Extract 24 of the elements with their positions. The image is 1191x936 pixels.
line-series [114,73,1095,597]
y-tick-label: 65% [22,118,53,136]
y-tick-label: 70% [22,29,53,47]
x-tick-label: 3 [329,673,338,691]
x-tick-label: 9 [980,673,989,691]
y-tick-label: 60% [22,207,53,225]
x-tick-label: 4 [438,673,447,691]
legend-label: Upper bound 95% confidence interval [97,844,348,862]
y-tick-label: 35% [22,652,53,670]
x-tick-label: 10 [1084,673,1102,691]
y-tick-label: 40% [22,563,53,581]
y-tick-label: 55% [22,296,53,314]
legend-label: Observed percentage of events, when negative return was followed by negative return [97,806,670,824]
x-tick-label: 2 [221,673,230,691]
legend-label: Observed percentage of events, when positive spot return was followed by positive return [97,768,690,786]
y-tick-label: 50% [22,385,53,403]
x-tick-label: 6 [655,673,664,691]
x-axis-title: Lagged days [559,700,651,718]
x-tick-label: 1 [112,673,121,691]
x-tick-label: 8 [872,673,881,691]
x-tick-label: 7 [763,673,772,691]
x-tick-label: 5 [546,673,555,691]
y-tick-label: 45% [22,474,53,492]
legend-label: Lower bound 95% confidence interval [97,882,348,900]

--

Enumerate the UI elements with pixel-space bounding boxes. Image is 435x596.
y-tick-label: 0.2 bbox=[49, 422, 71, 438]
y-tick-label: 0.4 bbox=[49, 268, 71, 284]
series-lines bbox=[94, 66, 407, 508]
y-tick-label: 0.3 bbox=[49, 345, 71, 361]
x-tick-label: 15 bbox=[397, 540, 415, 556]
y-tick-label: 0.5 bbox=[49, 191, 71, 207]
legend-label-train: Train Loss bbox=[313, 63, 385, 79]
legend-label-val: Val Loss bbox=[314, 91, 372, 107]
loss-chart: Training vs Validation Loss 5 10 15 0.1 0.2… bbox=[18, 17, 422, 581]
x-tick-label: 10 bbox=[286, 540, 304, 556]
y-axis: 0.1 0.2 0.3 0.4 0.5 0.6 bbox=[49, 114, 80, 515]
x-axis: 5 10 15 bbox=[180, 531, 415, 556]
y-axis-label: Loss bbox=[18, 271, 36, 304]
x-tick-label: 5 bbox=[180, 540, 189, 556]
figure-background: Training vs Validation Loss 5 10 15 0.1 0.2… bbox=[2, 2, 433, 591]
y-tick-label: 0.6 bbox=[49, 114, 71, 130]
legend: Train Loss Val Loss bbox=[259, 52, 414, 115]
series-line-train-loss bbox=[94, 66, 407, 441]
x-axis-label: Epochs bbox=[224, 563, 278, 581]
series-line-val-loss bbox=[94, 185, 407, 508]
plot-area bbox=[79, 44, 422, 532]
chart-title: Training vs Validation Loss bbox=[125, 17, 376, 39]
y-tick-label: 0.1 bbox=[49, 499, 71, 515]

Aim of the exercise: Copy out verbatim every line of the listing from the one containing "Extract 24 of" down to the one containing "legend-label: Upper bound", including both of those lines.

Exercise response:
Extract 24 of the elements with their positions. The image is 1191x936 pixels.
line-series [114,73,1095,597]
y-tick-label: 65% [22,118,53,136]
y-tick-label: 70% [22,29,53,47]
x-tick-label: 3 [329,673,338,691]
x-tick-label: 9 [980,673,989,691]
y-tick-label: 60% [22,207,53,225]
x-tick-label: 4 [438,673,447,691]
legend-label: Upper bound 95% confidence interval [97,844,348,862]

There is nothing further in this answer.